- [STORED ROWS]

★ ★ ★

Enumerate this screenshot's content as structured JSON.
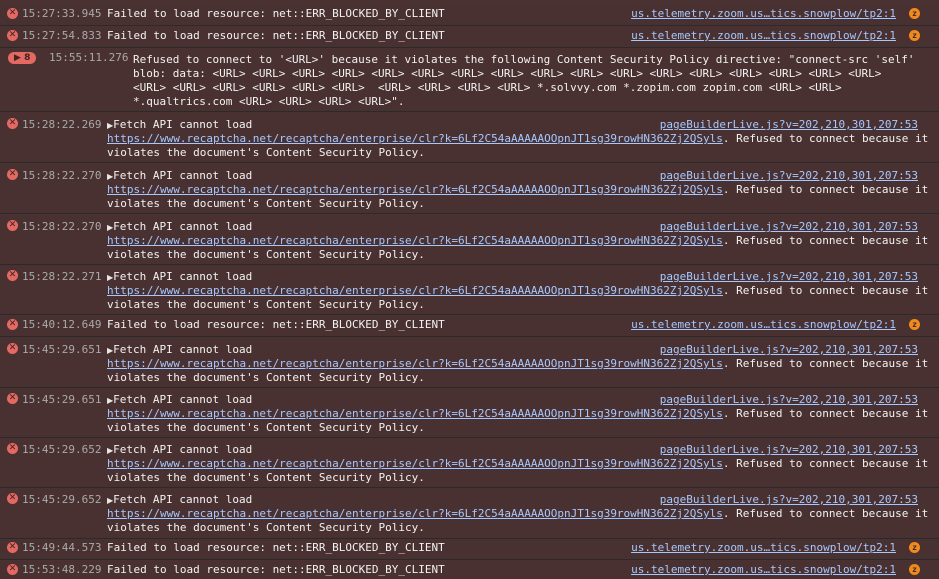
{
  "colors": {
    "row_bg": "#4a3131",
    "error_icon": "#e46962",
    "link": "#a6c8ff",
    "timestamp": "#a9a9a9",
    "zoom_icon": "#f08a1e"
  },
  "icons": {
    "error": "error-circle-x-icon",
    "expand": "triangle-right-icon",
    "zoom": "zoom-brand-icon"
  },
  "rows": [
    {
      "ts": "15:27:33.945",
      "msg": "Failed to load resource: net::ERR_BLOCKED_BY_CLIENT",
      "src": "us.telemetry.zoom.us…tics.snowplow/tp2:1"
    },
    {
      "ts": "15:27:54.833",
      "msg": "Failed to load resource: net::ERR_BLOCKED_BY_CLIENT",
      "src": "us.telemetry.zoom.us…tics.snowplow/tp2:1"
    },
    {
      "badge": "8",
      "ts": "15:55:11.276",
      "lines": [
        "Refused to connect to '<URL>' because it violates the following Content Security Policy directive: \"connect-src 'self'",
        "blob: data: <URL> <URL> <URL> <URL> <URL> <URL> <URL> <URL> <URL> <URL> <URL> <URL> <URL> <URL> <URL> <URL> <URL>",
        "<URL> <URL> <URL> <URL> <URL> <URL>  <URL> <URL> <URL> <URL> *.solvvy.com *.zopim.com zopim.com <URL> <URL>",
        "*.qualtrics.com <URL> <URL> <URL> <URL>\"."
      ]
    },
    {
      "ts": "15:28:22.269",
      "msg": "Fetch API cannot load",
      "src": "pageBuilderLive.js?v=202,210,301,207:53",
      "url": "https://www.recaptcha.net/recaptcha/enterprise/clr?k=6Lf2C54aAAAAAOOpnJT1sg39rowHN362Zj2QSyls",
      "tail": ". Refused to connect because it",
      "line3": "violates the document's Content Security Policy."
    },
    {
      "ts": "15:28:22.270",
      "msg": "Fetch API cannot load",
      "src": "pageBuilderLive.js?v=202,210,301,207:53",
      "url": "https://www.recaptcha.net/recaptcha/enterprise/clr?k=6Lf2C54aAAAAAOOpnJT1sg39rowHN362Zj2QSyls",
      "tail": ". Refused to connect because it",
      "line3": "violates the document's Content Security Policy."
    },
    {
      "ts": "15:28:22.270",
      "msg": "Fetch API cannot load",
      "src": "pageBuilderLive.js?v=202,210,301,207:53",
      "url": "https://www.recaptcha.net/recaptcha/enterprise/clr?k=6Lf2C54aAAAAAOOpnJT1sg39rowHN362Zj2QSyls",
      "tail": ". Refused to connect because it",
      "line3": "violates the document's Content Security Policy."
    },
    {
      "ts": "15:28:22.271",
      "msg": "Fetch API cannot load",
      "src": "pageBuilderLive.js?v=202,210,301,207:53",
      "url": "https://www.recaptcha.net/recaptcha/enterprise/clr?k=6Lf2C54aAAAAAOOpnJT1sg39rowHN362Zj2QSyls",
      "tail": ". Refused to connect because it",
      "line3": "violates the document's Content Security Policy."
    },
    {
      "ts": "15:40:12.649",
      "msg": "Failed to load resource: net::ERR_BLOCKED_BY_CLIENT",
      "src": "us.telemetry.zoom.us…tics.snowplow/tp2:1"
    },
    {
      "ts": "15:45:29.651",
      "msg": "Fetch API cannot load",
      "src": "pageBuilderLive.js?v=202,210,301,207:53",
      "url": "https://www.recaptcha.net/recaptcha/enterprise/clr?k=6Lf2C54aAAAAAOOpnJT1sg39rowHN362Zj2QSyls",
      "tail": ". Refused to connect because it",
      "line3": "violates the document's Content Security Policy."
    },
    {
      "ts": "15:45:29.651",
      "msg": "Fetch API cannot load",
      "src": "pageBuilderLive.js?v=202,210,301,207:53",
      "url": "https://www.recaptcha.net/recaptcha/enterprise/clr?k=6Lf2C54aAAAAAOOpnJT1sg39rowHN362Zj2QSyls",
      "tail": ". Refused to connect because it",
      "line3": "violates the document's Content Security Policy."
    },
    {
      "ts": "15:45:29.652",
      "msg": "Fetch API cannot load",
      "src": "pageBuilderLive.js?v=202,210,301,207:53",
      "url": "https://www.recaptcha.net/recaptcha/enterprise/clr?k=6Lf2C54aAAAAAOOpnJT1sg39rowHN362Zj2QSyls",
      "tail": ". Refused to connect because it",
      "line3": "violates the document's Content Security Policy."
    },
    {
      "ts": "15:45:29.652",
      "msg": "Fetch API cannot load",
      "src": "pageBuilderLive.js?v=202,210,301,207:53",
      "url": "https://www.recaptcha.net/recaptcha/enterprise/clr?k=6Lf2C54aAAAAAOOpnJT1sg39rowHN362Zj2QSyls",
      "tail": ". Refused to connect because it",
      "line3": "violates the document's Content Security Policy."
    },
    {
      "ts": "15:49:44.573",
      "msg": "Failed to load resource: net::ERR_BLOCKED_BY_CLIENT",
      "src": "us.telemetry.zoom.us…tics.snowplow/tp2:1"
    },
    {
      "ts": "15:53:48.229",
      "msg": "Failed to load resource: net::ERR_BLOCKED_BY_CLIENT",
      "src": "us.telemetry.zoom.us…tics.snowplow/tp2:1"
    }
  ]
}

★ ★ ★

- [STATED TASK] Make an exact copy of the listing above. Do not include the pictures.

- [RESULT]
Enumerate this screenshot's content as structured JSON.
{
  "colors": {
    "row_bg": "#4a3131",
    "error_icon": "#e46962",
    "link": "#a6c8ff",
    "timestamp": "#a9a9a9",
    "zoom_icon": "#f08a1e"
  },
  "icons": {
    "error": "error-circle-x-icon",
    "expand": "triangle-right-icon",
    "zoom": "zoom-brand-icon"
  },
  "rows": [
    {
      "ts": "15:27:33.945",
      "msg": "Failed to load resource: net::ERR_BLOCKED_BY_CLIENT",
      "src": "us.telemetry.zoom.us…tics.snowplow/tp2:1"
    },
    {
      "ts": "15:27:54.833",
      "msg": "Failed to load resource: net::ERR_BLOCKED_BY_CLIENT",
      "src": "us.telemetry.zoom.us…tics.snowplow/tp2:1"
    },
    {
      "badge": "8",
      "ts": "15:55:11.276",
      "lines": [
        "Refused to connect to '<URL>' because it violates the following Content Security Policy directive: \"connect-src 'self'",
        "blob: data: <URL> <URL> <URL> <URL> <URL> <URL> <URL> <URL> <URL> <URL> <URL> <URL> <URL> <URL> <URL> <URL> <URL>",
        "<URL> <URL> <URL> <URL> <URL> <URL>  <URL> <URL> <URL> <URL> *.solvvy.com *.zopim.com zopim.com <URL> <URL>",
        "*.qualtrics.com <URL> <URL> <URL> <URL>\"."
      ]
    },
    {
      "ts": "15:28:22.269",
      "msg": "Fetch API cannot load",
      "src": "pageBuilderLive.js?v=202,210,301,207:53",
      "url": "https://www.recaptcha.net/recaptcha/enterprise/clr?k=6Lf2C54aAAAAAOOpnJT1sg39rowHN362Zj2QSyls",
      "tail": ". Refused to connect because it",
      "line3": "violates the document's Content Security Policy."
    },
    {
      "ts": "15:28:22.270",
      "msg": "Fetch API cannot load",
      "src": "pageBuilderLive.js?v=202,210,301,207:53",
      "url": "https://www.recaptcha.net/recaptcha/enterprise/clr?k=6Lf2C54aAAAAAOOpnJT1sg39rowHN362Zj2QSyls",
      "tail": ". Refused to connect because it",
      "line3": "violates the document's Content Security Policy."
    },
    {
      "ts": "15:28:22.270",
      "msg": "Fetch API cannot load",
      "src": "pageBuilderLive.js?v=202,210,301,207:53",
      "url": "https://www.recaptcha.net/recaptcha/enterprise/clr?k=6Lf2C54aAAAAAOOpnJT1sg39rowHN362Zj2QSyls",
      "tail": ". Refused to connect because it",
      "line3": "violates the document's Content Security Policy."
    },
    {
      "ts": "15:28:22.271",
      "msg": "Fetch API cannot load",
      "src": "pageBuilderLive.js?v=202,210,301,207:53",
      "url": "https://www.recaptcha.net/recaptcha/enterprise/clr?k=6Lf2C54aAAAAAOOpnJT1sg39rowHN362Zj2QSyls",
      "tail": ". Refused to connect because it",
      "line3": "violates the document's Content Security Policy."
    },
    {
      "ts": "15:40:12.649",
      "msg": "Failed to load resource: net::ERR_BLOCKED_BY_CLIENT",
      "src": "us.telemetry.zoom.us…tics.snowplow/tp2:1"
    },
    {
      "ts": "15:45:29.651",
      "msg": "Fetch API cannot load",
      "src": "pageBuilderLive.js?v=202,210,301,207:53",
      "url": "https://www.recaptcha.net/recaptcha/enterprise/clr?k=6Lf2C54aAAAAAOOpnJT1sg39rowHN362Zj2QSyls",
      "tail": ". Refused to connect because it",
      "line3": "violates the document's Content Security Policy."
    },
    {
      "ts": "15:45:29.651",
      "msg": "Fetch API cannot load",
      "src": "pageBuilderLive.js?v=202,210,301,207:53",
      "url": "https://www.recaptcha.net/recaptcha/enterprise/clr?k=6Lf2C54aAAAAAOOpnJT1sg39rowHN362Zj2QSyls",
      "tail": ". Refused to connect because it",
      "line3": "violates the document's Content Security Policy."
    },
    {
      "ts": "15:45:29.652",
      "msg": "Fetch API cannot load",
      "src": "pageBuilderLive.js?v=202,210,301,207:53",
      "url": "https://www.recaptcha.net/recaptcha/enterprise/clr?k=6Lf2C54aAAAAAOOpnJT1sg39rowHN362Zj2QSyls",
      "tail": ". Refused to connect because it",
      "line3": "violates the document's Content Security Policy."
    },
    {
      "ts": "15:45:29.652",
      "msg": "Fetch API cannot load",
      "src": "pageBuilderLive.js?v=202,210,301,207:53",
      "url": "https://www.recaptcha.net/recaptcha/enterprise/clr?k=6Lf2C54aAAAAAOOpnJT1sg39rowHN362Zj2QSyls",
      "tail": ". Refused to connect because it",
      "line3": "violates the document's Content Security Policy."
    },
    {
      "ts": "15:49:44.573",
      "msg": "Failed to load resource: net::ERR_BLOCKED_BY_CLIENT",
      "src": "us.telemetry.zoom.us…tics.snowplow/tp2:1"
    },
    {
      "ts": "15:53:48.229",
      "msg": "Failed to load resource: net::ERR_BLOCKED_BY_CLIENT",
      "src": "us.telemetry.zoom.us…tics.snowplow/tp2:1"
    }
  ]
}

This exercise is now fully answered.